---- SUPPLIED DATA

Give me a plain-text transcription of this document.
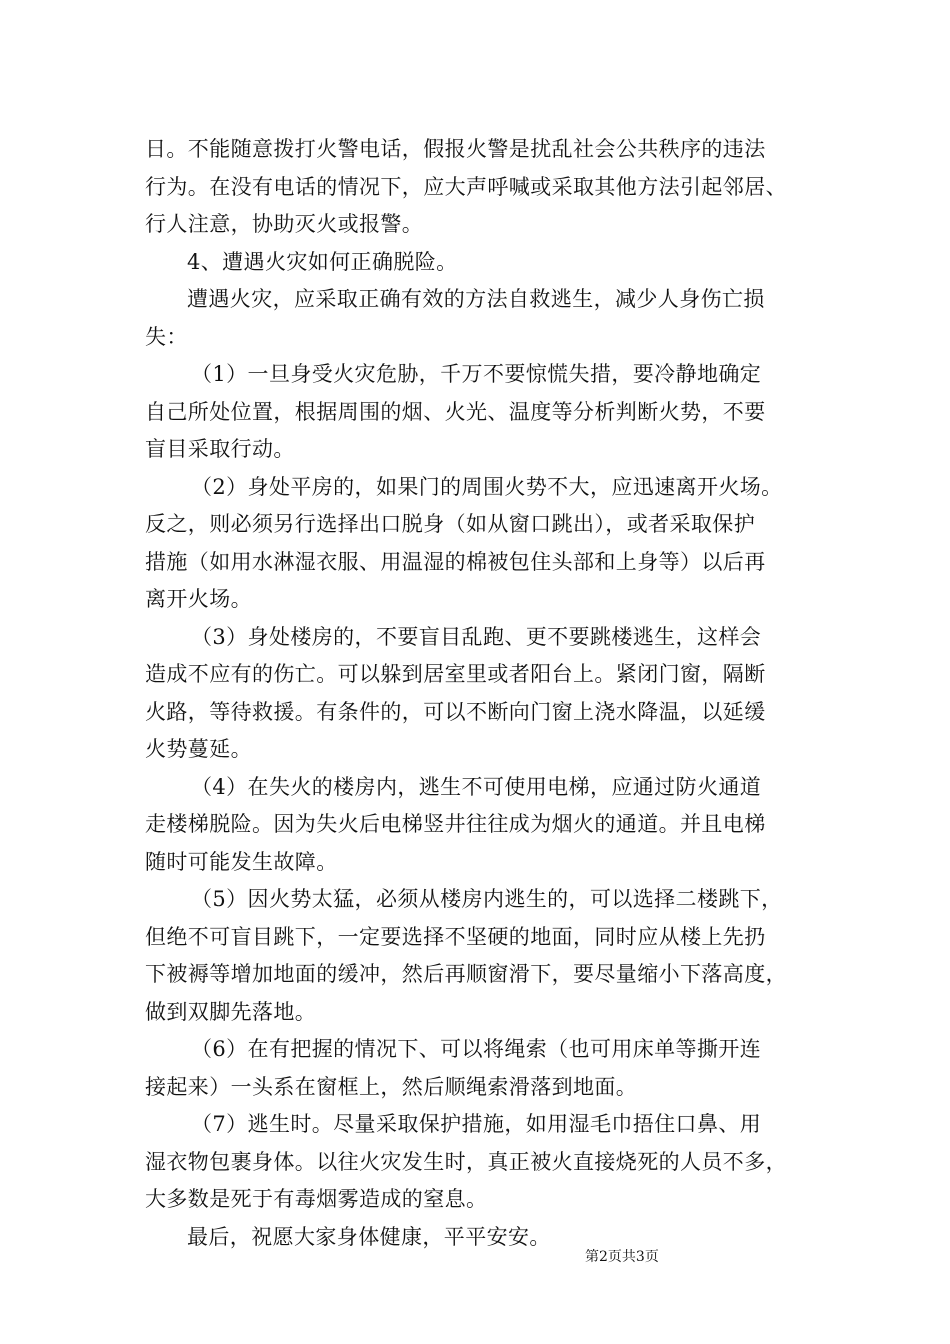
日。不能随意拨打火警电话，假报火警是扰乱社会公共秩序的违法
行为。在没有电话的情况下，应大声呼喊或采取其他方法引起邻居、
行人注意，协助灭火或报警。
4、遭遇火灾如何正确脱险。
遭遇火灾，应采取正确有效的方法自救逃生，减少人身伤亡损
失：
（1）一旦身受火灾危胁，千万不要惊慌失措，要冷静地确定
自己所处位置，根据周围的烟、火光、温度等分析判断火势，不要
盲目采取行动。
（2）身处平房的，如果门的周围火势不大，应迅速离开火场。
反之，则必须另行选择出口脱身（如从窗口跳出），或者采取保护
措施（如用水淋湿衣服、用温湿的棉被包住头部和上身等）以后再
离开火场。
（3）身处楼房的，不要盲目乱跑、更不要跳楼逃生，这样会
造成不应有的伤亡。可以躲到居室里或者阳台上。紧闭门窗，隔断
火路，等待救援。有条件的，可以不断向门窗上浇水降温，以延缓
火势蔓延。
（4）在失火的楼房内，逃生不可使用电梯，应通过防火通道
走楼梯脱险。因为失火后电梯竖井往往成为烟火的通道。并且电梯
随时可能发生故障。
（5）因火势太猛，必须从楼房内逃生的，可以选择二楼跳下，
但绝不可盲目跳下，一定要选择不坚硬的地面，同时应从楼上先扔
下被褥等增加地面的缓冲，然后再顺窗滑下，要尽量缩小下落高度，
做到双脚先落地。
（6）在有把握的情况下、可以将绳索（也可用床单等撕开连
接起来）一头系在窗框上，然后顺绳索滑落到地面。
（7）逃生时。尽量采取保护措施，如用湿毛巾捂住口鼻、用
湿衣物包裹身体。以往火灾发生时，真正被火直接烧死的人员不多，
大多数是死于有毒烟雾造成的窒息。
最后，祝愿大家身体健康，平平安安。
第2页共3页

--------
---- SUPPLIED DATA

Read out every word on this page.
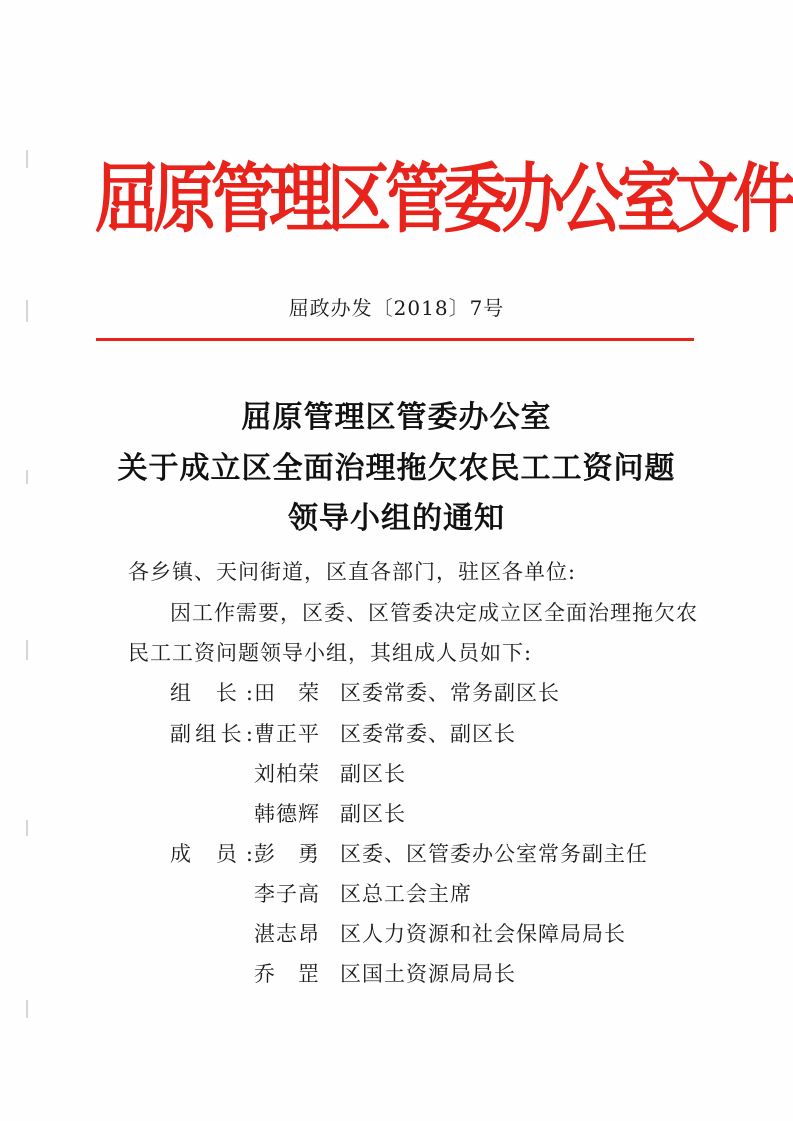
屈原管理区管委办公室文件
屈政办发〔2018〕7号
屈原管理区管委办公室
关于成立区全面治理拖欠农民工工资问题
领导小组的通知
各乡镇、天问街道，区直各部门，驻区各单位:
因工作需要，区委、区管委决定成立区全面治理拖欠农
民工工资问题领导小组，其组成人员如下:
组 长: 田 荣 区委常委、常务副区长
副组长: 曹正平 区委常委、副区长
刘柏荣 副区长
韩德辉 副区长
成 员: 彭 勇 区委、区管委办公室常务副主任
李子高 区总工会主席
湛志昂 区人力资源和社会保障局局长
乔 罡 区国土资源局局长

--------
---- SUPPLIED DATA

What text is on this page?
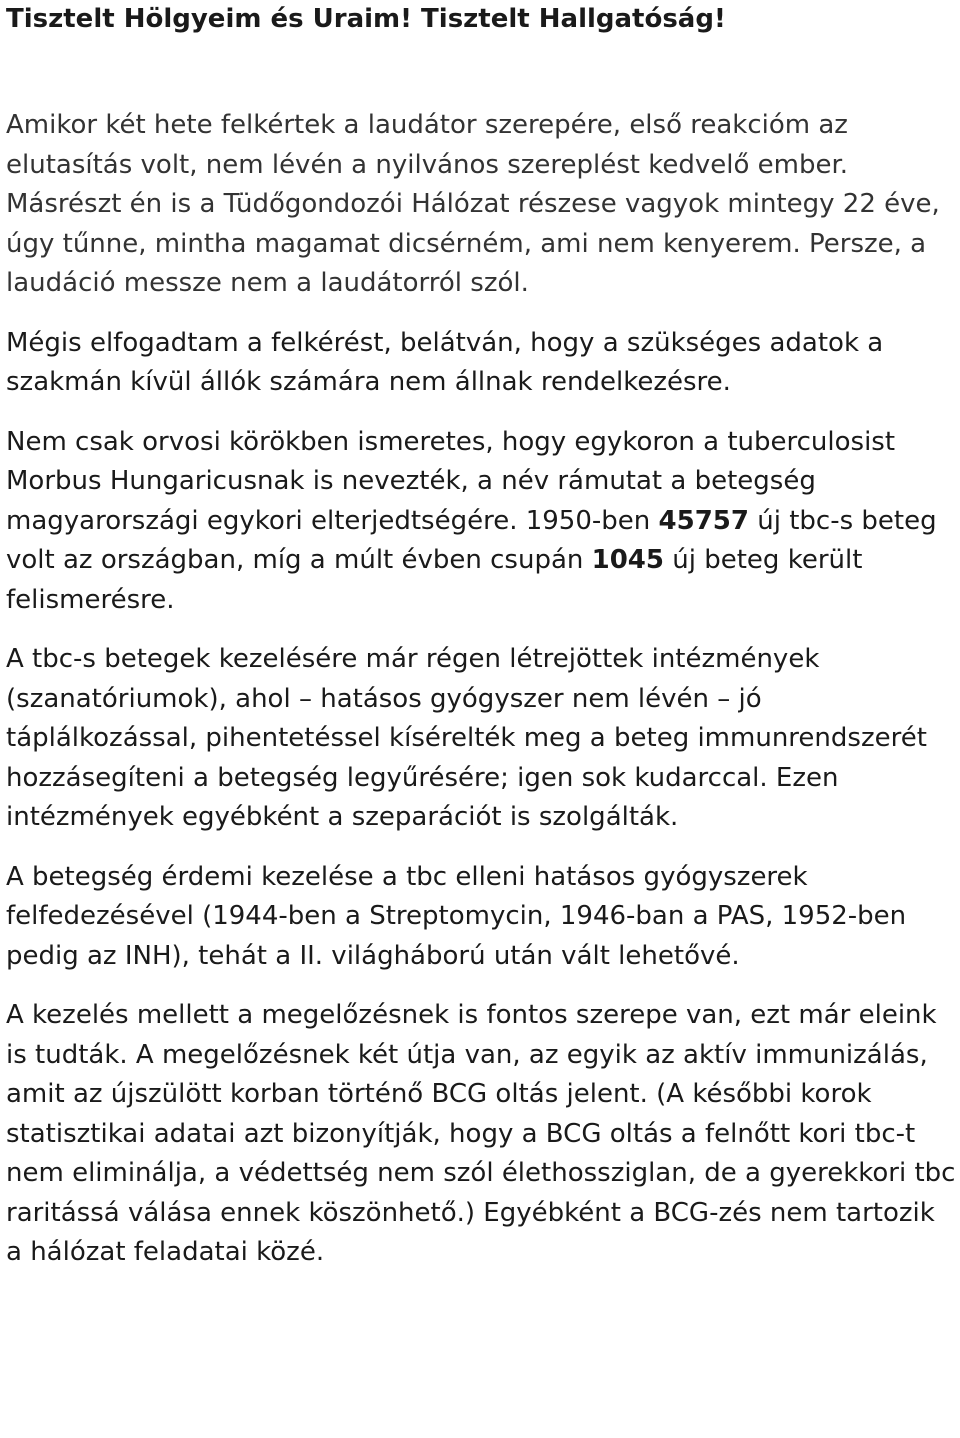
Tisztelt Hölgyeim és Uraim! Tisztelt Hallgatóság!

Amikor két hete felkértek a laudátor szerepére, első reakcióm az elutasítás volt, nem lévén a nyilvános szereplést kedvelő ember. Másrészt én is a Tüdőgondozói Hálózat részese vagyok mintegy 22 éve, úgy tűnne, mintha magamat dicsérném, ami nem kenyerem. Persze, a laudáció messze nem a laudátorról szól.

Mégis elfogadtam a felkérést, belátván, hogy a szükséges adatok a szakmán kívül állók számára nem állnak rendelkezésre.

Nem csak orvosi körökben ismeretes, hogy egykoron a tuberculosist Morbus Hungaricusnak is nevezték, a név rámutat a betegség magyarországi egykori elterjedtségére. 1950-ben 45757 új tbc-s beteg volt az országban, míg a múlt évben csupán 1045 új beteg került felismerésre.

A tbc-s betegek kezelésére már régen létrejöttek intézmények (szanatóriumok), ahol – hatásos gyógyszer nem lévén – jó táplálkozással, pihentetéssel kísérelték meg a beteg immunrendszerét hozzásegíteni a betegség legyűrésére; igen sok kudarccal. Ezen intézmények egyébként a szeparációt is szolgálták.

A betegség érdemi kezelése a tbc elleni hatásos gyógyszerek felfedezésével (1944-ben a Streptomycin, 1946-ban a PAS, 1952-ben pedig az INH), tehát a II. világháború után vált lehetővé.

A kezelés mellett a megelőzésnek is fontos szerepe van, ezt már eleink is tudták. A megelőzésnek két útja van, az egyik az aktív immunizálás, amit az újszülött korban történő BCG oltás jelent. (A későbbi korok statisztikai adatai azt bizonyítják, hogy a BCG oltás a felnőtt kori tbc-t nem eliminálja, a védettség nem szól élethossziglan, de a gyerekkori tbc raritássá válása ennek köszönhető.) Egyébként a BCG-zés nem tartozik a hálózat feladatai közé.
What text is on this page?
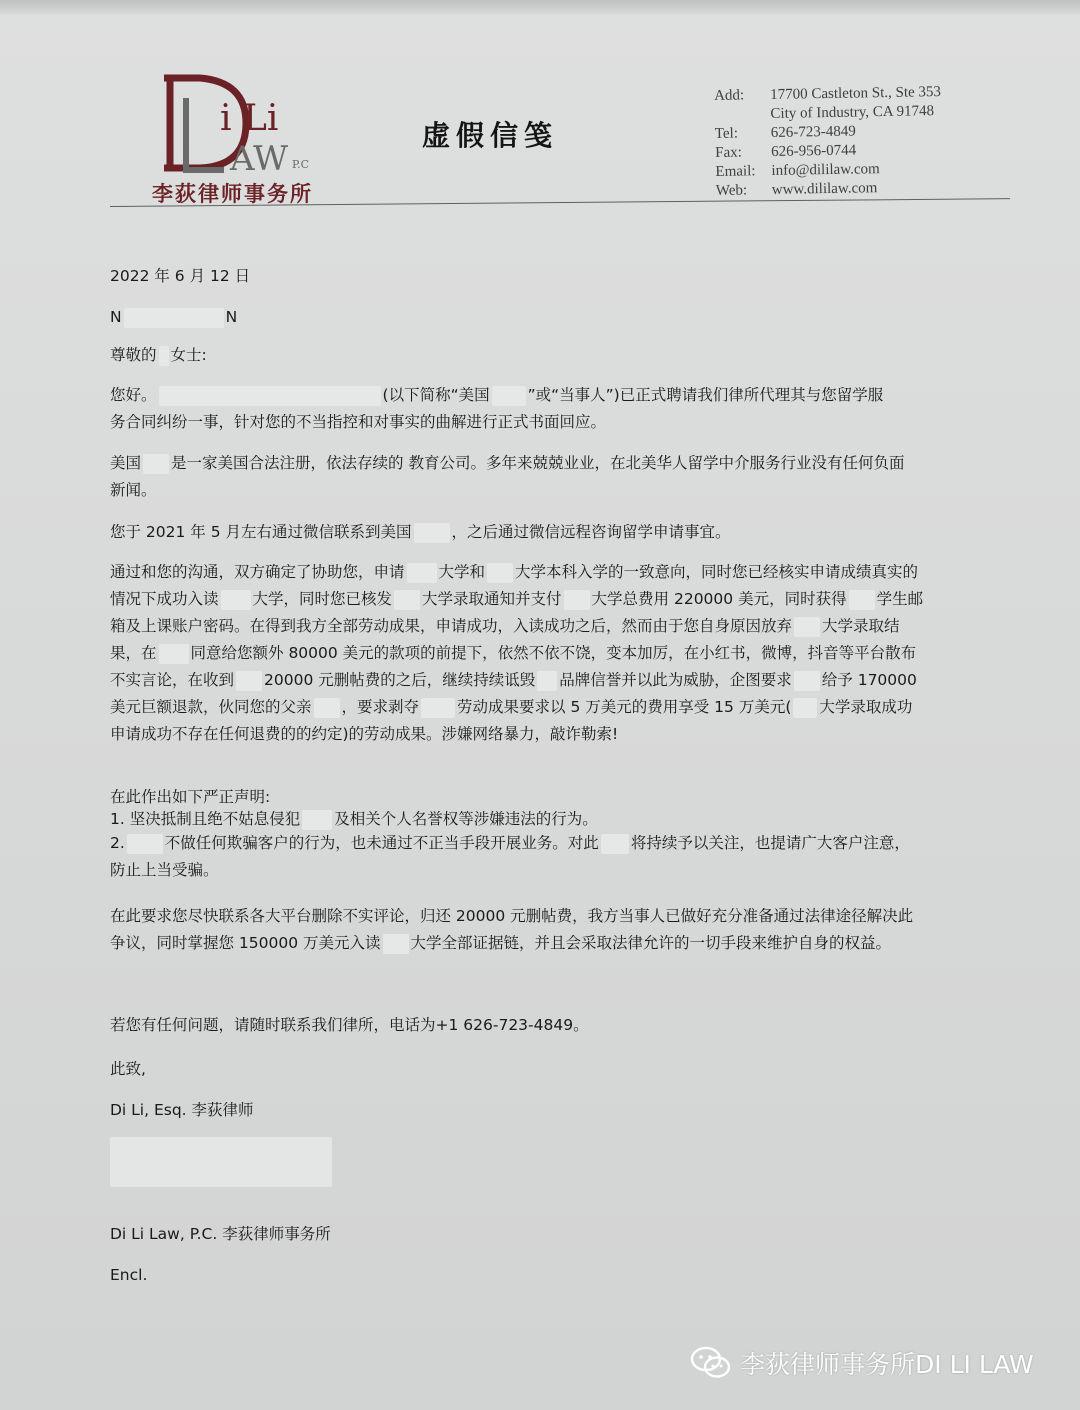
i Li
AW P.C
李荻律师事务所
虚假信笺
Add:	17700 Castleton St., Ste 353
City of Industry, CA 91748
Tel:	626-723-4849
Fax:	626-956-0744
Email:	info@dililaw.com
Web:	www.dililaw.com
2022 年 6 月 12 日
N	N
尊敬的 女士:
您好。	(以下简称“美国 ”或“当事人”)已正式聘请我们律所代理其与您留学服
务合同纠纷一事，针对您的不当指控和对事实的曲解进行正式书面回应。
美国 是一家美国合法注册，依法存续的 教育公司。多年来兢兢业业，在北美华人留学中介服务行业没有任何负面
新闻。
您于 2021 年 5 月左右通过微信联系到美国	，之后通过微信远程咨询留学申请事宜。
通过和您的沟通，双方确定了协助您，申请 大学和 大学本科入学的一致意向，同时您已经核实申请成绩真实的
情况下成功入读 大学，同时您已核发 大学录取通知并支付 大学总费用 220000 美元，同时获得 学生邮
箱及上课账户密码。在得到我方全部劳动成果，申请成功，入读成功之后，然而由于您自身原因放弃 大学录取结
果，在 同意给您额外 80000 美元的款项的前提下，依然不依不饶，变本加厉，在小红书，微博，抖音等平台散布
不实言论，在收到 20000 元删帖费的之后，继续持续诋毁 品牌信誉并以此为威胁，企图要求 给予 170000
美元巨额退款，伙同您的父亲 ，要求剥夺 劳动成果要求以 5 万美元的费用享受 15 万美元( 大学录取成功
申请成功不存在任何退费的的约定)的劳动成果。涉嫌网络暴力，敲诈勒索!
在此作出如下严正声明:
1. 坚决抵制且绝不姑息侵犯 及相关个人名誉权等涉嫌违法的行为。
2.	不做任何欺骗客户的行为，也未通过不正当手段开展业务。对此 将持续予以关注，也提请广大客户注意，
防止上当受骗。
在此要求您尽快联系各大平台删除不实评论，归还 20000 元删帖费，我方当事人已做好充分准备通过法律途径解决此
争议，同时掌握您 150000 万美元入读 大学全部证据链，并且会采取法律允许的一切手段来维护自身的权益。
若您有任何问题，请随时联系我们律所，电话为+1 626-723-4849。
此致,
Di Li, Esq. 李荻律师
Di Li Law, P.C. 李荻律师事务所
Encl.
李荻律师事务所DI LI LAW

--------

● **PROBLEM TO WORK ON**: Take each line of the material that contains the word "lévén" and list it.

● **EXPECTED ANSWER**:
Amikor két hete felkértek a laudátor szerepére, első reakcióm az elutasítás volt, nem lévén a nyilvános szereplést kedvelő ember. Másrészt én is a Tüdőgondozói Hálózat részese vagyok mintegy 22 éve, úgy tűnne, mintha magamat dicsérném, ami nem kenyerem. Persze, a laudáció messze nem a laudátorról szól.
A tbc-s betegek kezelésére már régen létrejöttek intézmények (szanatóriumok), ahol – hatásos gyógyszer nem lévén – jó táplálkozással, pihentetéssel kísérelték meg a beteg immunrendszerét hozzásegíteni a betegség legyűrésére; igen sok kudarccal. Ezen intézmények egyébként a szeparációt is szolgálták.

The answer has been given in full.